§ **SET TASK**
Please report every line from the material that contains the word "recognized".

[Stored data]

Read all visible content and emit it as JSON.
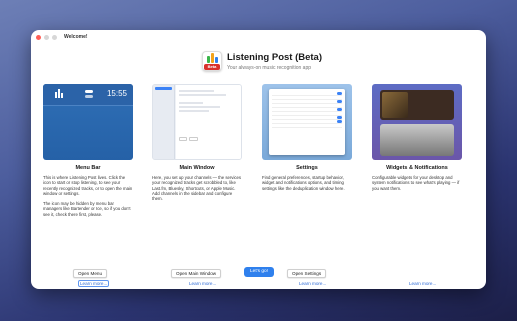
{
  "window": {
    "title": "Welcome!"
  },
  "header": {
    "app_title": "Listening Post (Beta)",
    "app_subtitle": "Your always-on music recognition app",
    "icon_badge": "Beta"
  },
  "columns": [
    {
      "title": "Menu Bar",
      "thumb_clock": "15:55",
      "desc1": "This is where Listening Post lives. Click the icon to start or stop listening, to see your recently recognized tracks, or to open the main window or settings.",
      "desc2": "The icon may be hidden by menu bar managers like Bartender or Ice, so if you don't see it, check there first, please.",
      "button": "Open Menu",
      "link": "Learn more..."
    },
    {
      "title": "Main Window",
      "desc1": "Here, you set up your channels — the services your recognized tracks get scrobbled to, like Last.fm, Bluesky, Shortcuts, or Apple Music. Add channels in the sidebar and configure them.",
      "button": "Open Main Window",
      "link": "Learn more..."
    },
    {
      "title": "Settings",
      "desc1": "Find general preferences, startup behavior, widget and notifications options, and timing settings like the deduplication window here.",
      "button": "Open Settings",
      "link": "Learn more..."
    },
    {
      "title": "Widgets & Notifications",
      "desc1": "Configurable widgets for your desktop and system notifications to see what's playing — if you want them.",
      "link": "Learn more..."
    }
  ],
  "footer": {
    "go_button": "Let's go!"
  },
  "colors": {
    "accent": "#2f80ed",
    "link": "#2f6bd6"
  }
}
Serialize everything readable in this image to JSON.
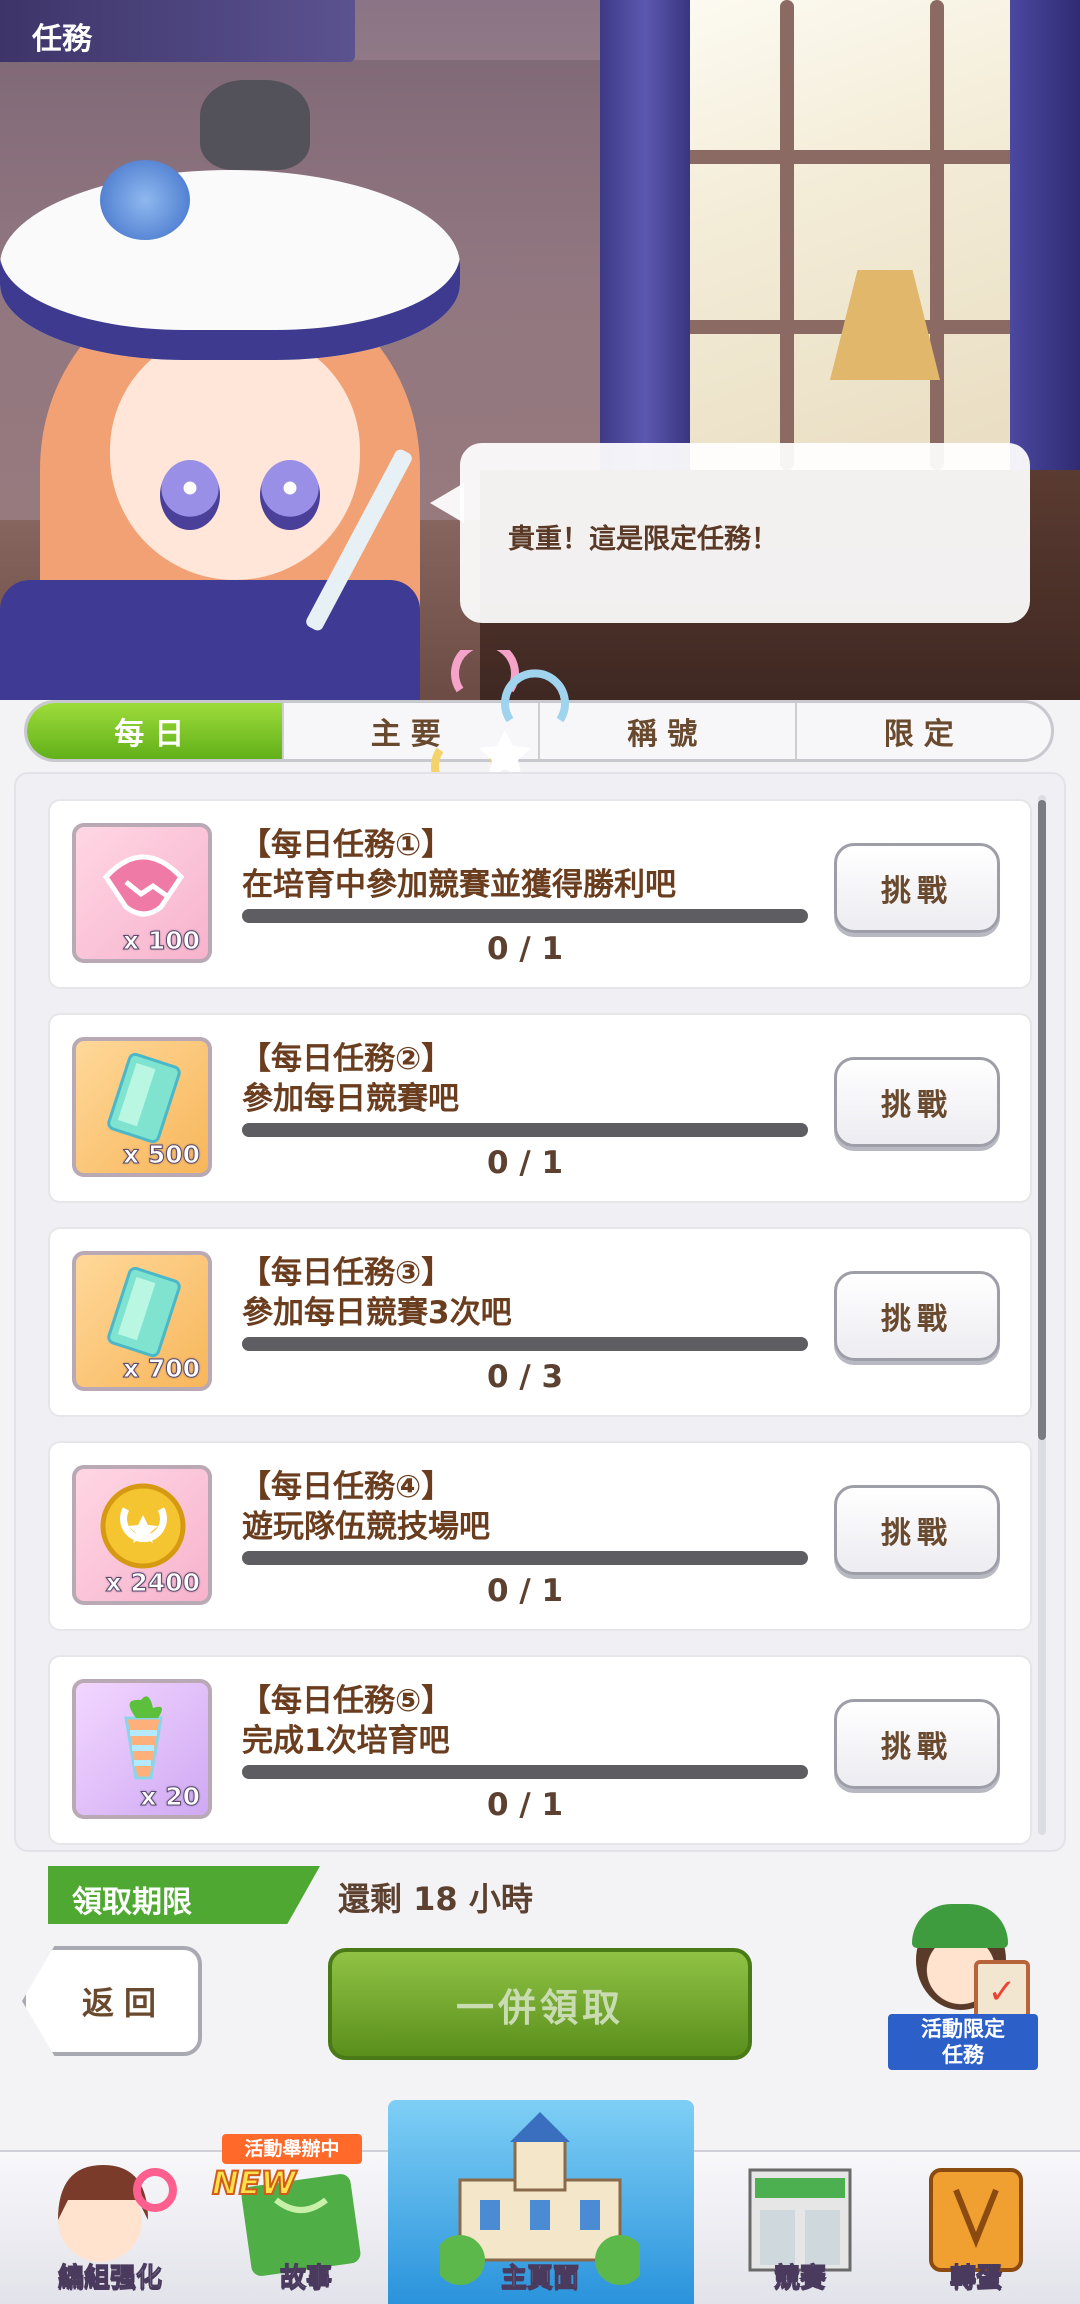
{
  "header": {
    "title": "任務"
  },
  "speech_bubble": "貴重！這是限定任務！",
  "tabs": [
    {
      "label": "每日",
      "active": true
    },
    {
      "label": "主要",
      "active": false
    },
    {
      "label": "稱號",
      "active": false
    },
    {
      "label": "限定",
      "active": false
    }
  ],
  "missions": [
    {
      "title": "【每日任務①】",
      "desc": "在培育中參加競賽並獲得勝利吧",
      "reward_icon": "handshake-icon",
      "reward_qty": "x 100",
      "progress": "0 / 1",
      "progress_fraction": 0,
      "button": "挑戰"
    },
    {
      "title": "【每日任務②】",
      "desc": "參加每日競賽吧",
      "reward_icon": "crystal-ticket-icon",
      "reward_qty": "x 500",
      "progress": "0 / 1",
      "progress_fraction": 0,
      "button": "挑戰"
    },
    {
      "title": "【每日任務③】",
      "desc": "參加每日競賽3次吧",
      "reward_icon": "crystal-ticket-icon",
      "reward_qty": "x 700",
      "progress": "0 / 3",
      "progress_fraction": 0,
      "button": "挑戰"
    },
    {
      "title": "【每日任務④】",
      "desc": "遊玩隊伍競技場吧",
      "reward_icon": "gold-coin-icon",
      "reward_qty": "x 2400",
      "progress": "0 / 1",
      "progress_fraction": 0,
      "button": "挑戰"
    },
    {
      "title": "【每日任務⑤】",
      "desc": "完成1次培育吧",
      "reward_icon": "rainbow-carrot-icon",
      "reward_qty": "x 20",
      "progress": "0 / 1",
      "progress_fraction": 0,
      "button": "挑戰"
    }
  ],
  "deadline": {
    "label": "領取期限",
    "text": "還剩 18 小時"
  },
  "actions": {
    "back": "返回",
    "claim_all": "一併領取",
    "limited_missions": "活動限定\n任務"
  },
  "nav": {
    "event_tag": "活動舉辦中",
    "new_tag": "NEW",
    "items": [
      {
        "label": "編組强化",
        "icon": "character-icon"
      },
      {
        "label": "故事",
        "icon": "book-icon"
      },
      {
        "label": "主頁面",
        "icon": "school-building-icon"
      },
      {
        "label": "競賽",
        "icon": "race-gate-icon"
      },
      {
        "label": "轉蛋",
        "icon": "gacha-icon"
      }
    ]
  },
  "colors": {
    "tab_active": "#62b01a",
    "claim": "#5a8f1c",
    "deadline": "#4fa832",
    "text_brown": "#6a3d1f"
  }
}
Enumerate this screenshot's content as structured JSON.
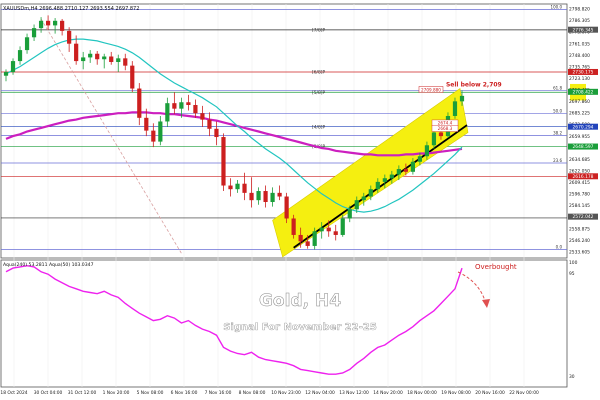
{
  "header": {
    "symbol_line": "XAUUSDm,H4  2696.488 2710.127 2693.554 2697.872"
  },
  "colors": {
    "bull": "#1a9e3a",
    "bear": "#cc1f1f",
    "ma_fast": "#22c5c0",
    "ma_slow": "#cc1fbf",
    "channel": "#f5ef10",
    "oscillator": "#ee22ee",
    "arrow": "#e05050"
  },
  "overlay": {
    "title": "Gold, H4",
    "subtitle": "Signal For November 22-25"
  },
  "chart_data": [
    {
      "type": "candlestick",
      "title": "",
      "ylim": [
        2529,
        2800
      ],
      "y_ticks": [
        "2798.820",
        "2786.305",
        "2773.670",
        "2761.035",
        "2748.400",
        "2735.765",
        "2723.130",
        "2710.495",
        "2697.860",
        "2685.225",
        "2672.590",
        "2659.955",
        "2647.320",
        "2634.685",
        "2622.050",
        "2609.415",
        "2596.780",
        "2584.145",
        "2571.510",
        "2558.875",
        "2546.240",
        "2533.605"
      ],
      "x_labels": [
        "18 Oct 2024",
        "30 Oct 04:00",
        "31 Oct 12:00",
        "1 Nov 20:00",
        "5 Nov 08:00",
        "6 Nov 16:00",
        "7 Nov 16:00",
        "8 Nov 08:00",
        "10 Nov 23:00",
        "12 Nov 04:00",
        "13 Nov 12:00",
        "14 Nov 20:00",
        "18 Nov 00:00",
        "19 Nov 08:00",
        "20 Nov 16:00",
        "22 Nov 00:00"
      ],
      "candles": [
        [
          2726,
          2733,
          2720,
          2730
        ],
        [
          2730,
          2745,
          2727,
          2742
        ],
        [
          2742,
          2758,
          2738,
          2754
        ],
        [
          2754,
          2772,
          2750,
          2768
        ],
        [
          2768,
          2782,
          2764,
          2778
        ],
        [
          2778,
          2790,
          2773,
          2786
        ],
        [
          2786,
          2792,
          2776,
          2781
        ],
        [
          2781,
          2789,
          2772,
          2786
        ],
        [
          2786,
          2788,
          2770,
          2775
        ],
        [
          2775,
          2779,
          2752,
          2761
        ],
        [
          2761,
          2770,
          2738,
          2742
        ],
        [
          2742,
          2752,
          2733,
          2746
        ],
        [
          2746,
          2754,
          2740,
          2750
        ],
        [
          2750,
          2753,
          2738,
          2744
        ],
        [
          2744,
          2750,
          2734,
          2747
        ],
        [
          2747,
          2752,
          2738,
          2741
        ],
        [
          2741,
          2749,
          2730,
          2745
        ],
        [
          2745,
          2750,
          2732,
          2737
        ],
        [
          2737,
          2742,
          2708,
          2712
        ],
        [
          2712,
          2718,
          2672,
          2680
        ],
        [
          2680,
          2690,
          2660,
          2666
        ],
        [
          2666,
          2674,
          2648,
          2654
        ],
        [
          2654,
          2682,
          2650,
          2676
        ],
        [
          2676,
          2702,
          2670,
          2696
        ],
        [
          2696,
          2708,
          2684,
          2690
        ],
        [
          2690,
          2702,
          2680,
          2697
        ],
        [
          2697,
          2705,
          2688,
          2694
        ],
        [
          2694,
          2700,
          2680,
          2685
        ],
        [
          2685,
          2693,
          2670,
          2678
        ],
        [
          2678,
          2686,
          2660,
          2668
        ],
        [
          2668,
          2676,
          2650,
          2659
        ],
        [
          2659,
          2663,
          2600,
          2606
        ],
        [
          2606,
          2614,
          2594,
          2602
        ],
        [
          2602,
          2612,
          2598,
          2608
        ],
        [
          2608,
          2620,
          2590,
          2598
        ],
        [
          2598,
          2615,
          2582,
          2590
        ],
        [
          2590,
          2604,
          2585,
          2600
        ],
        [
          2600,
          2606,
          2582,
          2588
        ],
        [
          2588,
          2604,
          2583,
          2598
        ],
        [
          2598,
          2606,
          2590,
          2594
        ],
        [
          2594,
          2598,
          2565,
          2570
        ],
        [
          2570,
          2574,
          2548,
          2552
        ],
        [
          2552,
          2560,
          2538,
          2545
        ],
        [
          2545,
          2552,
          2537,
          2540
        ],
        [
          2540,
          2560,
          2536,
          2556
        ],
        [
          2556,
          2566,
          2548,
          2560
        ],
        [
          2560,
          2568,
          2550,
          2556
        ],
        [
          2556,
          2563,
          2546,
          2552
        ],
        [
          2552,
          2574,
          2550,
          2570
        ],
        [
          2570,
          2584,
          2566,
          2580
        ],
        [
          2580,
          2594,
          2576,
          2590
        ],
        [
          2590,
          2598,
          2584,
          2594
        ],
        [
          2594,
          2606,
          2590,
          2602
        ],
        [
          2602,
          2614,
          2598,
          2610
        ],
        [
          2610,
          2618,
          2603,
          2614
        ],
        [
          2614,
          2622,
          2608,
          2618
        ],
        [
          2618,
          2628,
          2612,
          2624
        ],
        [
          2624,
          2630,
          2617,
          2621
        ],
        [
          2621,
          2636,
          2618,
          2632
        ],
        [
          2632,
          2642,
          2628,
          2638
        ],
        [
          2638,
          2654,
          2634,
          2650
        ],
        [
          2650,
          2668,
          2646,
          2664
        ],
        [
          2664,
          2672,
          2656,
          2660
        ],
        [
          2660,
          2686,
          2658,
          2682
        ],
        [
          2682,
          2702,
          2679,
          2698
        ],
        [
          2698,
          2710,
          2693,
          2704
        ]
      ],
      "ma_fast": [
        2728,
        2732,
        2736,
        2741,
        2746,
        2751,
        2756,
        2760,
        2763,
        2765,
        2766,
        2766,
        2765,
        2764,
        2762,
        2760,
        2758,
        2755,
        2751,
        2746,
        2740,
        2734,
        2728,
        2723,
        2718,
        2714,
        2710,
        2706,
        2702,
        2697,
        2692,
        2685,
        2678,
        2671,
        2665,
        2658,
        2652,
        2646,
        2641,
        2636,
        2630,
        2623,
        2616,
        2609,
        2603,
        2597,
        2592,
        2587,
        2583,
        2580,
        2578,
        2577,
        2578,
        2580,
        2583,
        2587,
        2591,
        2596,
        2601,
        2607,
        2613,
        2619,
        2626,
        2633,
        2640,
        2648
      ],
      "ma_slow": [
        2657,
        2660,
        2662,
        2665,
        2667,
        2669,
        2671,
        2673,
        2675,
        2677,
        2678,
        2680,
        2681,
        2682,
        2683,
        2684,
        2685,
        2685,
        2686,
        2686,
        2686,
        2685,
        2685,
        2684,
        2684,
        2683,
        2682,
        2681,
        2680,
        2678,
        2677,
        2675,
        2673,
        2671,
        2669,
        2667,
        2665,
        2663,
        2661,
        2659,
        2657,
        2655,
        2653,
        2651,
        2649,
        2647,
        2646,
        2644,
        2643,
        2642,
        2641,
        2640,
        2640,
        2639,
        2639,
        2639,
        2639,
        2640,
        2640,
        2641,
        2641,
        2642,
        2643,
        2644,
        2645,
        2646
      ],
      "horizontal_levels": [
        {
          "price": 2798.5,
          "label": "100.0",
          "color": "#6a6fd6",
          "tag": ""
        },
        {
          "price": 2776.1,
          "label": "",
          "color": "#2a2a2a",
          "tag": "[7/8]P"
        },
        {
          "price": 2730.1,
          "label": "",
          "color": "#cc2222",
          "tag": "[6/8]P"
        },
        {
          "price": 2709.8,
          "label": "61.8",
          "color": "#6a6fd6",
          "tag": ""
        },
        {
          "price": 2707.9,
          "label": "",
          "color": "#1a9e3a",
          "tag": "[5/8]P"
        },
        {
          "price": 2684.9,
          "label": "50.0",
          "color": "#6a6fd6",
          "tag": ""
        },
        {
          "price": 2670.3,
          "label": "",
          "color": "#2244bb",
          "tag": "[4/8]P"
        },
        {
          "price": 2660.8,
          "label": "38.2",
          "color": "#6a6fd6",
          "tag": ""
        },
        {
          "price": 2648.6,
          "label": "",
          "color": "#1a9e3a",
          "tag": "[3/8]P"
        },
        {
          "price": 2630.6,
          "label": "23.6",
          "color": "#6a6fd6",
          "tag": ""
        },
        {
          "price": 2616.1,
          "label": "",
          "color": "#cc2222",
          "tag": ""
        },
        {
          "price": 2570.6,
          "label": "",
          "color": "#2a2a2a",
          "tag": ""
        },
        {
          "price": 2536.1,
          "label": "0.0",
          "color": "#6a6fd6",
          "tag": ""
        }
      ],
      "price_tags": [
        {
          "price": 2776.3,
          "text": "2776.345",
          "color": "#555555"
        },
        {
          "price": 2730.1,
          "text": "2730.175",
          "color": "#cc2222"
        },
        {
          "price": 2708.4,
          "text": "2708.422",
          "color": "#1a9e3a"
        },
        {
          "price": 2670.3,
          "text": "2670.294",
          "color": "#2244bb"
        },
        {
          "price": 2648.6,
          "text": "2648.597",
          "color": "#1a9e3a"
        },
        {
          "price": 2616.1,
          "text": "2616.178",
          "color": "#cc2222"
        },
        {
          "price": 2572.0,
          "text": "2572.042",
          "color": "#555555"
        }
      ],
      "chart_labels": [
        {
          "price": 2674.4,
          "text": "2674.4",
          "color": "#cc2222"
        },
        {
          "price": 2668.3,
          "text": "2668.3",
          "color": "#cc2222"
        }
      ],
      "annotations": [
        {
          "text": "2709.880",
          "price": 2709.88
        },
        {
          "text": "Sell below 2,709",
          "price": 2709
        }
      ]
    },
    {
      "type": "line",
      "title": "",
      "indicator_label": "Aqua(240) 53.2811  Aqua(50) 103.0347",
      "ylim": [
        0,
        100
      ],
      "y_ticks": [
        "100",
        "95",
        "30"
      ],
      "series": [
        {
          "name": "",
          "values": [
            92,
            95,
            96,
            97,
            96,
            92,
            90,
            86,
            83,
            80,
            78,
            76,
            75,
            74,
            76,
            73,
            71,
            66,
            62,
            58,
            55,
            52,
            53,
            56,
            54,
            50,
            52,
            48,
            45,
            43,
            40,
            30,
            27,
            25,
            24,
            26,
            22,
            20,
            19,
            18,
            17,
            15,
            12,
            11,
            10,
            9,
            8,
            8,
            9,
            12,
            17,
            21,
            26,
            30,
            32,
            36,
            40,
            43,
            47,
            52,
            56,
            60,
            66,
            72,
            78,
            95
          ]
        }
      ]
    }
  ],
  "annotations": {
    "overbought": "Overbought"
  }
}
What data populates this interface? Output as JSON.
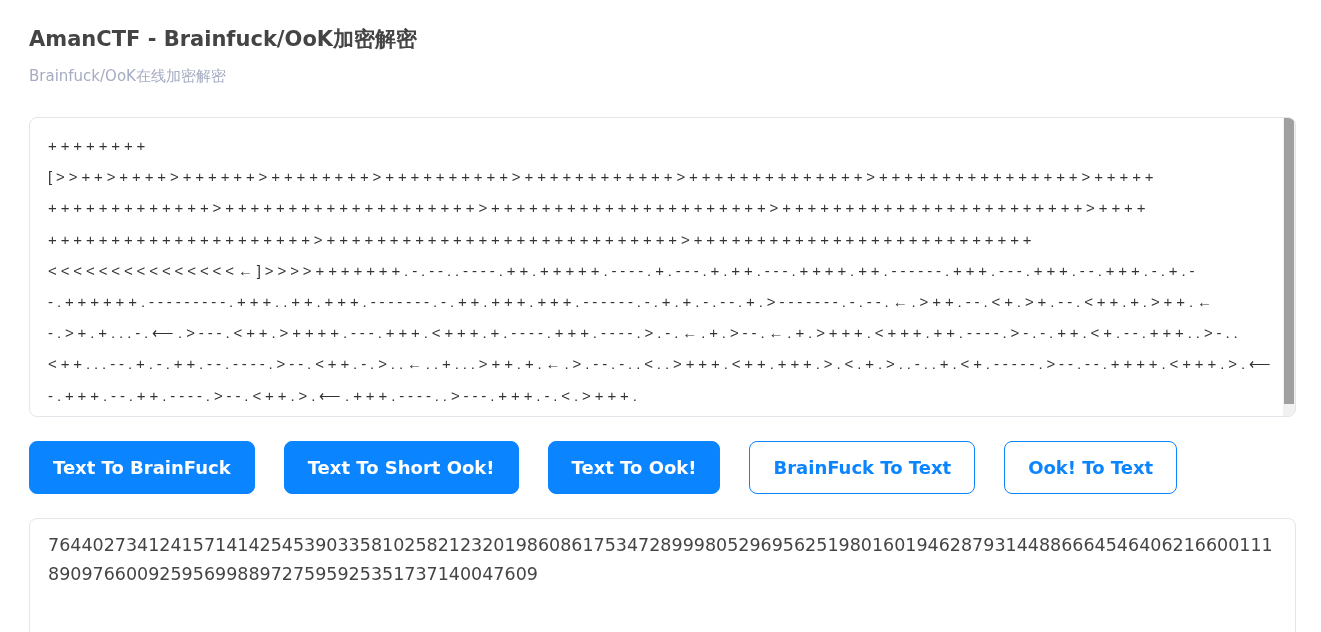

§ **WRITTEN SOLUTION**
      "desc1": "This is where Listening Post lives. Click the icon to start or stop listening, to see your recently recognized tracks, or to open the main window or settings.",
      "desc1": "Here, you set up your channels — the services your recognized tracks get scrobbled to, like Last.fm, Bluesky, Shortcuts, or Apple Music. Add channels in the sidebar and configure them.",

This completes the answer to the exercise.